*AIM OF THE TASK*: Extract and list every line that contains the word "name".

*RECORDS TO USE*:
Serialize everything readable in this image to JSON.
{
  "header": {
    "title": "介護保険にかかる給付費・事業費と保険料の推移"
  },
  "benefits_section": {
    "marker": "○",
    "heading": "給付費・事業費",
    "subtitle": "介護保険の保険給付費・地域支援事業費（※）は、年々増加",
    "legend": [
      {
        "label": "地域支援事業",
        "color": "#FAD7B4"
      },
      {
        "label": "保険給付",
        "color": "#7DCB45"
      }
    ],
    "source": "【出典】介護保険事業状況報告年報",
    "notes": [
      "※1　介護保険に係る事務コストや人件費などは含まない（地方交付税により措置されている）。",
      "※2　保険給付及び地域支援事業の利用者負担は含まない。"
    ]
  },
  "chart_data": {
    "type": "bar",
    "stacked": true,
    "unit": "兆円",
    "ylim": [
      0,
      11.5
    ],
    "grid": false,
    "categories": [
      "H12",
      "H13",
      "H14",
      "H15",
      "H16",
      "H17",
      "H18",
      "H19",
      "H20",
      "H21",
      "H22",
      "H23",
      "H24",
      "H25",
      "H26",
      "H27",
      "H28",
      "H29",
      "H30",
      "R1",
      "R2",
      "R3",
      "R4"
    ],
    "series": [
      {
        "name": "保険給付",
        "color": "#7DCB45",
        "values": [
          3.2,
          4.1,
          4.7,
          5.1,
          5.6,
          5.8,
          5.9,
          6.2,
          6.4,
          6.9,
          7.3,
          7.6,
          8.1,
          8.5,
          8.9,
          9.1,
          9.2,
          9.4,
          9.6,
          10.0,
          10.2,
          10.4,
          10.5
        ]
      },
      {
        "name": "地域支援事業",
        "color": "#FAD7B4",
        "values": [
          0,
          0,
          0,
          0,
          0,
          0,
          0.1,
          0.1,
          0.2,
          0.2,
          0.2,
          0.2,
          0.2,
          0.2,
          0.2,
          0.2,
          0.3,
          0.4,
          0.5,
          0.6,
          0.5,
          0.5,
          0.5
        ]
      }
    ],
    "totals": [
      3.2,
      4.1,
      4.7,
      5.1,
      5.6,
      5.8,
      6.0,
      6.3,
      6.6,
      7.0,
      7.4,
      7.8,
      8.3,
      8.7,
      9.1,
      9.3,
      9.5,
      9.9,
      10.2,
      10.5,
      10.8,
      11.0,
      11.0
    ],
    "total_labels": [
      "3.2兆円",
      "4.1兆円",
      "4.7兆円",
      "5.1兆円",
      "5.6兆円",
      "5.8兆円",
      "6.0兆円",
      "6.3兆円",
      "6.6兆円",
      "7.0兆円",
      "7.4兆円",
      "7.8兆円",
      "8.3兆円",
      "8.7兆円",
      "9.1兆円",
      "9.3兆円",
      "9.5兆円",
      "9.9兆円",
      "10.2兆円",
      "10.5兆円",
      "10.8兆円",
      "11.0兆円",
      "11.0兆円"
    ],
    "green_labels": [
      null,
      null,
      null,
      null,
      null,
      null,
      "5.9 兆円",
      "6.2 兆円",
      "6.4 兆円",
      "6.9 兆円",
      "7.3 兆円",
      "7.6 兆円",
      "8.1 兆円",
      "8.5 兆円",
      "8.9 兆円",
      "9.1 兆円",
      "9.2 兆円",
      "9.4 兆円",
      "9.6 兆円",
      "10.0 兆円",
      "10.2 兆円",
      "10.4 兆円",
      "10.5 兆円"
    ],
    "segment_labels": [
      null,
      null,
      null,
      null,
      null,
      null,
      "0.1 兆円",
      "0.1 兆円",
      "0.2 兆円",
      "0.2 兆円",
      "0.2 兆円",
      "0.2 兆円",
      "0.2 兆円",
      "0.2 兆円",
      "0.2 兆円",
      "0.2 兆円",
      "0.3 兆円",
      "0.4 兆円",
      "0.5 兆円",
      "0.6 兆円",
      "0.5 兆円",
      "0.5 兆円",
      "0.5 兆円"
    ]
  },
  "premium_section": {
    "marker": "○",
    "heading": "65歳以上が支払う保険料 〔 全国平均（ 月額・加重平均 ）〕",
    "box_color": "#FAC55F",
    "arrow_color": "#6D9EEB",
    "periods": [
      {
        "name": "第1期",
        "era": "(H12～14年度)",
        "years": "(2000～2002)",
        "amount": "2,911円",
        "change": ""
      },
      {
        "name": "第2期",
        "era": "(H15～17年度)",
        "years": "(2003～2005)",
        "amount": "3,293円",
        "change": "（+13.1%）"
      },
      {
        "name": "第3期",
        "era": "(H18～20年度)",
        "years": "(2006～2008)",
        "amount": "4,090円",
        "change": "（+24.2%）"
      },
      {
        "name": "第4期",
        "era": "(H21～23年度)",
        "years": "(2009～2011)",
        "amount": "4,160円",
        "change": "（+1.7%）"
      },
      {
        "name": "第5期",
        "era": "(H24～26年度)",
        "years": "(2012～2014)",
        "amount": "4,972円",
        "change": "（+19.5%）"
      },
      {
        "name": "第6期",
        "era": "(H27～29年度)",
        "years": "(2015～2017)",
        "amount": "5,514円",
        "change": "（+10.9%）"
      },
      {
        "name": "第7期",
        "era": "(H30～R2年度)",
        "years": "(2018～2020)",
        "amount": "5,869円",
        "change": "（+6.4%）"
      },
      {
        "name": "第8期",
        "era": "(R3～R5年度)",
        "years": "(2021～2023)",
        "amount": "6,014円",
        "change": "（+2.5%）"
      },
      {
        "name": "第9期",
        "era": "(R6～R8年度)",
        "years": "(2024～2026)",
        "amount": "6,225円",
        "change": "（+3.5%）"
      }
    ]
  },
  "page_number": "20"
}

*ANSWER BELOW*:
        "name": "保険給付",
        "name": "地域支援事業",
        "name": "第1期",
        "name": "第2期",
        "name": "第3期",
        "name": "第4期",
        "name": "第5期",
        "name": "第6期",
        "name": "第7期",
        "name": "第8期",
        "name": "第9期",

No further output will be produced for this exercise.